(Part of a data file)
============

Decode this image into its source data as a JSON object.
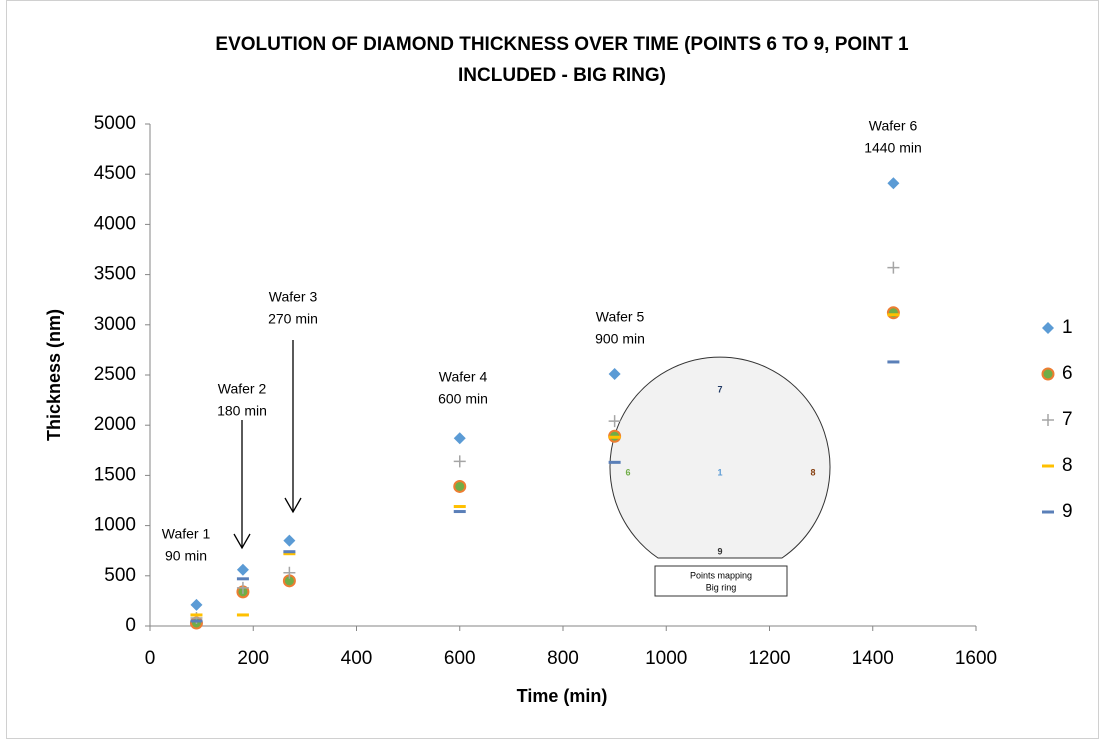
{
  "chart_data": {
    "type": "scatter",
    "title": [
      "EVOLUTION OF DIAMOND THICKNESS OVER TIME (POINTS 6 TO 9, POINT 1",
      "INCLUDED - BIG RING)"
    ],
    "x_label": "Time (min)",
    "y_label": "Thickness (nm)",
    "x": [
      90,
      180,
      270,
      600,
      900,
      1440
    ],
    "series": [
      {
        "name": "1",
        "marker": "diamond",
        "color": "#5b9bd5",
        "values": [
          210,
          560,
          850,
          1870,
          2510,
          4410
        ]
      },
      {
        "name": "6",
        "marker": "circle",
        "color": "#70ad47",
        "edge": "#ed7d31",
        "values": [
          30,
          340,
          450,
          1390,
          1890,
          3120
        ]
      },
      {
        "name": "7",
        "marker": "plus",
        "color": "#a5a5a5",
        "values": [
          80,
          380,
          530,
          1640,
          2040,
          3570
        ]
      },
      {
        "name": "8",
        "marker": "dash",
        "color": "#ffc000",
        "values": [
          110,
          110,
          720,
          1190,
          1880,
          3100
        ]
      },
      {
        "name": "9",
        "marker": "dash",
        "color": "#5a7fb8",
        "values": [
          50,
          470,
          740,
          1140,
          1630,
          2630
        ]
      }
    ],
    "xlim": [
      0,
      1600
    ],
    "xticks": [
      0,
      200,
      400,
      600,
      800,
      1000,
      1200,
      1400,
      1600
    ],
    "ylim": [
      0,
      5000
    ],
    "yticks": [
      0,
      500,
      1000,
      1500,
      2000,
      2500,
      3000,
      3500,
      4000,
      4500,
      5000
    ],
    "grid": false,
    "legend": "right",
    "annotations": [
      [
        "Wafer 1",
        "90 min"
      ],
      [
        "Wafer 2",
        "180 min"
      ],
      [
        "Wafer 3",
        "270 min"
      ],
      [
        "Wafer 4",
        "600 min"
      ],
      [
        "Wafer 5",
        "900 min"
      ],
      [
        "Wafer 6",
        "1440 min"
      ]
    ],
    "inset": {
      "points": [
        "7",
        "6",
        "1",
        "8",
        "9"
      ],
      "caption": [
        "Points mapping",
        "Big ring"
      ]
    }
  }
}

============

• [The task]
None of the pictures should appear; repeat the records exactly otherwise.

• [The response]
Decode this image into its source data as a JSON object.
{
  "chart_data": {
    "type": "scatter",
    "title": [
      "EVOLUTION OF DIAMOND THICKNESS OVER TIME (POINTS 6 TO 9, POINT 1",
      "INCLUDED - BIG RING)"
    ],
    "x_label": "Time (min)",
    "y_label": "Thickness (nm)",
    "x": [
      90,
      180,
      270,
      600,
      900,
      1440
    ],
    "series": [
      {
        "name": "1",
        "marker": "diamond",
        "color": "#5b9bd5",
        "values": [
          210,
          560,
          850,
          1870,
          2510,
          4410
        ]
      },
      {
        "name": "6",
        "marker": "circle",
        "color": "#70ad47",
        "edge": "#ed7d31",
        "values": [
          30,
          340,
          450,
          1390,
          1890,
          3120
        ]
      },
      {
        "name": "7",
        "marker": "plus",
        "color": "#a5a5a5",
        "values": [
          80,
          380,
          530,
          1640,
          2040,
          3570
        ]
      },
      {
        "name": "8",
        "marker": "dash",
        "color": "#ffc000",
        "values": [
          110,
          110,
          720,
          1190,
          1880,
          3100
        ]
      },
      {
        "name": "9",
        "marker": "dash",
        "color": "#5a7fb8",
        "values": [
          50,
          470,
          740,
          1140,
          1630,
          2630
        ]
      }
    ],
    "xlim": [
      0,
      1600
    ],
    "xticks": [
      0,
      200,
      400,
      600,
      800,
      1000,
      1200,
      1400,
      1600
    ],
    "ylim": [
      0,
      5000
    ],
    "yticks": [
      0,
      500,
      1000,
      1500,
      2000,
      2500,
      3000,
      3500,
      4000,
      4500,
      5000
    ],
    "grid": false,
    "legend": "right",
    "annotations": [
      [
        "Wafer 1",
        "90 min"
      ],
      [
        "Wafer 2",
        "180 min"
      ],
      [
        "Wafer 3",
        "270 min"
      ],
      [
        "Wafer 4",
        "600 min"
      ],
      [
        "Wafer 5",
        "900 min"
      ],
      [
        "Wafer 6",
        "1440 min"
      ]
    ],
    "inset": {
      "points": [
        "7",
        "6",
        "1",
        "8",
        "9"
      ],
      "caption": [
        "Points mapping",
        "Big ring"
      ]
    }
  }
}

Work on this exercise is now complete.